*Prompt*
In the listing below, how many lines contain the word "page"? Please respond with the number only.
====== Dataset entries ======
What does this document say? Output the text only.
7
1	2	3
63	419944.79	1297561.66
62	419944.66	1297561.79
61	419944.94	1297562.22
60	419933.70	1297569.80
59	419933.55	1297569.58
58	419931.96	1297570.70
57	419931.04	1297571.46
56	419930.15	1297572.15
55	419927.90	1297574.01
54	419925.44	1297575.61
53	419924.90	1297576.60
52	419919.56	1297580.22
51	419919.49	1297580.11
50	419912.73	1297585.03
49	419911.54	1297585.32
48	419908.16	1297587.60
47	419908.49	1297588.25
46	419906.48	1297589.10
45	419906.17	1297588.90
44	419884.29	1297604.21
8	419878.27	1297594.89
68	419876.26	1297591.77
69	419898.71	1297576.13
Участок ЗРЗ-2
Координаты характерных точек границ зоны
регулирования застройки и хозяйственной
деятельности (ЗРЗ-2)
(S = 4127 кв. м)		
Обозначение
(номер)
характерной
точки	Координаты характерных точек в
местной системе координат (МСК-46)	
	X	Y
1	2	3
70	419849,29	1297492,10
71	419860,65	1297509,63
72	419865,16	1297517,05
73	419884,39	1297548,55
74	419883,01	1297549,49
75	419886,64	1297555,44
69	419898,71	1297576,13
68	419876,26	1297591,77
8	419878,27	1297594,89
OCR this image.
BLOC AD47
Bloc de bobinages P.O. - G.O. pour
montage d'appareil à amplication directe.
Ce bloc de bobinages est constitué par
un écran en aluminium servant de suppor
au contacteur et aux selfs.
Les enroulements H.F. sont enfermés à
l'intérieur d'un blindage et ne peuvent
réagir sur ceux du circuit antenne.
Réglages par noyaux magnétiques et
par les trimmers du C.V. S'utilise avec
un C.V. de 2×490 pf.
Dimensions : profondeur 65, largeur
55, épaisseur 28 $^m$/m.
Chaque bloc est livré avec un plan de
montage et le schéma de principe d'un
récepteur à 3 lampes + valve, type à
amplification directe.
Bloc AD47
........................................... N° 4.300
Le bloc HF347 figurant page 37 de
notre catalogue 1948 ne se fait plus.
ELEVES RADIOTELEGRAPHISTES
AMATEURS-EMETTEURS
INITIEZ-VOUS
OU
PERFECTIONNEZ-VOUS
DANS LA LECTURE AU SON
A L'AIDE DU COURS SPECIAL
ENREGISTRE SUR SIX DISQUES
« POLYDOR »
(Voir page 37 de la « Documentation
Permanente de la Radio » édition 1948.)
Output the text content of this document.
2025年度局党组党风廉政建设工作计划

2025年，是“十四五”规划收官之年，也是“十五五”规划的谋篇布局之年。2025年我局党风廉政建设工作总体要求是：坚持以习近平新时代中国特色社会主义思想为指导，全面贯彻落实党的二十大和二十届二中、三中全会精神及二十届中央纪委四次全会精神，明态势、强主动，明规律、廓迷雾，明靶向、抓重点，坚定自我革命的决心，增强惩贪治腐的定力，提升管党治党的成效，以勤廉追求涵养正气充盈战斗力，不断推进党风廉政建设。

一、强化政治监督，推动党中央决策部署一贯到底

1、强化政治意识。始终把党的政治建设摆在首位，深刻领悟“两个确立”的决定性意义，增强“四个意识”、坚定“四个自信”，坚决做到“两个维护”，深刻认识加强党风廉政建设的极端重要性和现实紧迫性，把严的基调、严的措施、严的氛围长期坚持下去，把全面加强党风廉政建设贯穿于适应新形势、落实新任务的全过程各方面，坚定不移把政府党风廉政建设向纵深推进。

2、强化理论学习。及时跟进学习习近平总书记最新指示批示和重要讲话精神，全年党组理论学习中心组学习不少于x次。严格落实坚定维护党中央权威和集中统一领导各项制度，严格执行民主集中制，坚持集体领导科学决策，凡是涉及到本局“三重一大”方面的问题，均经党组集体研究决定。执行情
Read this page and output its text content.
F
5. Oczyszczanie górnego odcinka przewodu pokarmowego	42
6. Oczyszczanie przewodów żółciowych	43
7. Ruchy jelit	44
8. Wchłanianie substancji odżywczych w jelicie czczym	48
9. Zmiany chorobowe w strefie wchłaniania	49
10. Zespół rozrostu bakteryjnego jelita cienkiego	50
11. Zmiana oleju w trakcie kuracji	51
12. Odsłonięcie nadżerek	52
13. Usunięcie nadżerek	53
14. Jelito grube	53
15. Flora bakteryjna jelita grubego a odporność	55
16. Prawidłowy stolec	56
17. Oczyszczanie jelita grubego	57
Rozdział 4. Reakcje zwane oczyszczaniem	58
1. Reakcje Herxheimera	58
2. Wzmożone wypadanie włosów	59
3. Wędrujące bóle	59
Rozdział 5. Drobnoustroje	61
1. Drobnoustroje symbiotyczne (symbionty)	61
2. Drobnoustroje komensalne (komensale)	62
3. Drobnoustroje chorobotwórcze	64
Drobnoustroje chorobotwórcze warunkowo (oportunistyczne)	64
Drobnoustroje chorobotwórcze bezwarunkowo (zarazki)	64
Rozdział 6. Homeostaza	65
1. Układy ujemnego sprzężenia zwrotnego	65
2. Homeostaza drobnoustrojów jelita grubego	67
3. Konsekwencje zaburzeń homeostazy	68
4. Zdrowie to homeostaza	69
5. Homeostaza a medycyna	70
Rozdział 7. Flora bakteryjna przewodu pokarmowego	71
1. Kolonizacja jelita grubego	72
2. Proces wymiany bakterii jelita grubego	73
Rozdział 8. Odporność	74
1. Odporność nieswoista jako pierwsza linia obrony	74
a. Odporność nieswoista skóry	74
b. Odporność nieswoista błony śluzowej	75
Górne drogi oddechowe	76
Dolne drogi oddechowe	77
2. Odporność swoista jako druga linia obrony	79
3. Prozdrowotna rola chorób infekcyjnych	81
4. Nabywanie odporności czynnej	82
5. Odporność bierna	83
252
======
*Expected output*
3